### AIM OF THE TASK
Give the material again in full, matching it exactly.

- - -

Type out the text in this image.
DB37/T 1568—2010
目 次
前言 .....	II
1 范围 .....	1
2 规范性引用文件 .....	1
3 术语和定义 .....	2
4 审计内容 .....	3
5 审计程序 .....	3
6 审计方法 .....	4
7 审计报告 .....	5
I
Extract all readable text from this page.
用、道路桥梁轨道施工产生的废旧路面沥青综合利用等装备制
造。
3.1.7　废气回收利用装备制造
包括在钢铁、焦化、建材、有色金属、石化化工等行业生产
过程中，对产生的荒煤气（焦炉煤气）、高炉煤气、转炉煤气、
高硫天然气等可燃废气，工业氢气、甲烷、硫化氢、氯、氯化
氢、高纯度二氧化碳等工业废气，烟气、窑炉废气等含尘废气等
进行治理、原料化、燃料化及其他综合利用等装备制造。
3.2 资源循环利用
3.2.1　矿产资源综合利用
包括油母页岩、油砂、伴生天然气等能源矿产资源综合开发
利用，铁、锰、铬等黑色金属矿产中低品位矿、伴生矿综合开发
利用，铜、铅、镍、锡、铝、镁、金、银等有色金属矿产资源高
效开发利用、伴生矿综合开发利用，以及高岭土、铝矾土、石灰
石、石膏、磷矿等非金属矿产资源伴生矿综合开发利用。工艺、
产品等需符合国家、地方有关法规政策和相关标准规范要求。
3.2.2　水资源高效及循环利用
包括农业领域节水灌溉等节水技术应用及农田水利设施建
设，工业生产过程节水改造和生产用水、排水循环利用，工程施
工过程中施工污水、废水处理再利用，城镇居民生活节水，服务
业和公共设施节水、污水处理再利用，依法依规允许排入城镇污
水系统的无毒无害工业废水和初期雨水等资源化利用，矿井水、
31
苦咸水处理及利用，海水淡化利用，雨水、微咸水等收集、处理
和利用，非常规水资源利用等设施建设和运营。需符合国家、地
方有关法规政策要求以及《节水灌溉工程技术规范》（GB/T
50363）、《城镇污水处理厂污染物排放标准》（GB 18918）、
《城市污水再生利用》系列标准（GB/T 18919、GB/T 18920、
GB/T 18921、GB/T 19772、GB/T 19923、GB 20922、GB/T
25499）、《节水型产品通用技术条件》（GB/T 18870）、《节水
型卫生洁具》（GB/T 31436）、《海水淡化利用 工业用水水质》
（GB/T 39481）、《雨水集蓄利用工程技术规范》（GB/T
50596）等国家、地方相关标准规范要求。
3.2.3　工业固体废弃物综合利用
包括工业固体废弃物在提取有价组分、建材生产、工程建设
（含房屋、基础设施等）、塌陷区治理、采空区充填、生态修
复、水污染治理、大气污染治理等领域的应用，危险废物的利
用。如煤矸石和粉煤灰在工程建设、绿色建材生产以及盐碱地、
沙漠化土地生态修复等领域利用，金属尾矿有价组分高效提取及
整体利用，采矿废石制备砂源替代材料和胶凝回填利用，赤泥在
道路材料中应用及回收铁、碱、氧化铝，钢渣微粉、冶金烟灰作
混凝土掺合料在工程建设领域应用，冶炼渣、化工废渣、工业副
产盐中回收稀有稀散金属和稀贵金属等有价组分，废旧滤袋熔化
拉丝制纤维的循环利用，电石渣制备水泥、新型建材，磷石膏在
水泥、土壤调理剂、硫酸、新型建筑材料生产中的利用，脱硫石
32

- - -

### ANSWER TO THIS TASK
Type out the text in this image.
DB37/T 1568—2010
目 次
前言 .....	II
1 范围 .....	1
2 规范性引用文件 .....	1
3 术语和定义 .....	2
4 审计内容 .....	3
5 审计程序 .....	3
6 审计方法 .....	4
7 审计报告 .....	5
I
Extract all readable text from this page.
用、道路桥梁轨道施工产生的废旧路面沥青综合利用等装备制
造。
3.1.7　废气回收利用装备制造
包括在钢铁、焦化、建材、有色金属、石化化工等行业生产
过程中，对产生的荒煤气（焦炉煤气）、高炉煤气、转炉煤气、
高硫天然气等可燃废气，工业氢气、甲烷、硫化氢、氯、氯化
氢、高纯度二氧化碳等工业废气，烟气、窑炉废气等含尘废气等
进行治理、原料化、燃料化及其他综合利用等装备制造。
3.2 资源循环利用
3.2.1　矿产资源综合利用
包括油母页岩、油砂、伴生天然气等能源矿产资源综合开发
利用，铁、锰、铬等黑色金属矿产中低品位矿、伴生矿综合开发
利用，铜、铅、镍、锡、铝、镁、金、银等有色金属矿产资源高
效开发利用、伴生矿综合开发利用，以及高岭土、铝矾土、石灰
石、石膏、磷矿等非金属矿产资源伴生矿综合开发利用。工艺、
产品等需符合国家、地方有关法规政策和相关标准规范要求。
3.2.2　水资源高效及循环利用
包括农业领域节水灌溉等节水技术应用及农田水利设施建
设，工业生产过程节水改造和生产用水、排水循环利用，工程施
工过程中施工污水、废水处理再利用，城镇居民生活节水，服务
业和公共设施节水、污水处理再利用，依法依规允许排入城镇污
水系统的无毒无害工业废水和初期雨水等资源化利用，矿井水、
31
苦咸水处理及利用，海水淡化利用，雨水、微咸水等收集、处理
和利用，非常规水资源利用等设施建设和运营。需符合国家、地
方有关法规政策要求以及《节水灌溉工程技术规范》（GB/T
50363）、《城镇污水处理厂污染物排放标准》（GB 18918）、
《城市污水再生利用》系列标准（GB/T 18919、GB/T 18920、
GB/T 18921、GB/T 19772、GB/T 19923、GB 20922、GB/T
25499）、《节水型产品通用技术条件》（GB/T 18870）、《节水
型卫生洁具》（GB/T 31436）、《海水淡化利用 工业用水水质》
（GB/T 39481）、《雨水集蓄利用工程技术规范》（GB/T
50596）等国家、地方相关标准规范要求。
3.2.3　工业固体废弃物综合利用
包括工业固体废弃物在提取有价组分、建材生产、工程建设
（含房屋、基础设施等）、塌陷区治理、采空区充填、生态修
复、水污染治理、大气污染治理等领域的应用，危险废物的利
用。如煤矸石和粉煤灰在工程建设、绿色建材生产以及盐碱地、
沙漠化土地生态修复等领域利用，金属尾矿有价组分高效提取及
整体利用，采矿废石制备砂源替代材料和胶凝回填利用，赤泥在
道路材料中应用及回收铁、碱、氧化铝，钢渣微粉、冶金烟灰作
混凝土掺合料在工程建设领域应用，冶炼渣、化工废渣、工业副
产盐中回收稀有稀散金属和稀贵金属等有价组分，废旧滤袋熔化
拉丝制纤维的循环利用，电石渣制备水泥、新型建材，磷石膏在
水泥、土壤调理剂、硫酸、新型建筑材料生产中的利用，脱硫石
32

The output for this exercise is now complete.